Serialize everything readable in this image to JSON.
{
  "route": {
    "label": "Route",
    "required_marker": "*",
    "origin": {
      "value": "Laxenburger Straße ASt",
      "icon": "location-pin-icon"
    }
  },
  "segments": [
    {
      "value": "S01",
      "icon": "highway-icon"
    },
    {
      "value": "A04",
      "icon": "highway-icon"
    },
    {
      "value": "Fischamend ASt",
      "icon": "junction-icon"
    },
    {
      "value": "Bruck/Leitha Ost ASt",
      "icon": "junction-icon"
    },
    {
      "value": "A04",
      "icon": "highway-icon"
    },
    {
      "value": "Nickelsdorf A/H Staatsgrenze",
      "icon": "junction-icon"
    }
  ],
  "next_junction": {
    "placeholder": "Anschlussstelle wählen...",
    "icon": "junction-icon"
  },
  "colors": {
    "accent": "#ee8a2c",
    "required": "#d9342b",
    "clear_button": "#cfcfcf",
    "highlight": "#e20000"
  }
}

========================================

WHAT TO WORK ON
Select all lines in the listing that include the word "value".

RESULT OF THIS EXERCISE
      "value": "Laxenburger Straße ASt",
      "value": "S01",
      "value": "A04",
      "value": "Fischamend ASt",
      "value": "Bruck/Leitha Ost ASt",
      "value": "A04",
      "value": "Nickelsdorf A/H Staatsgrenze",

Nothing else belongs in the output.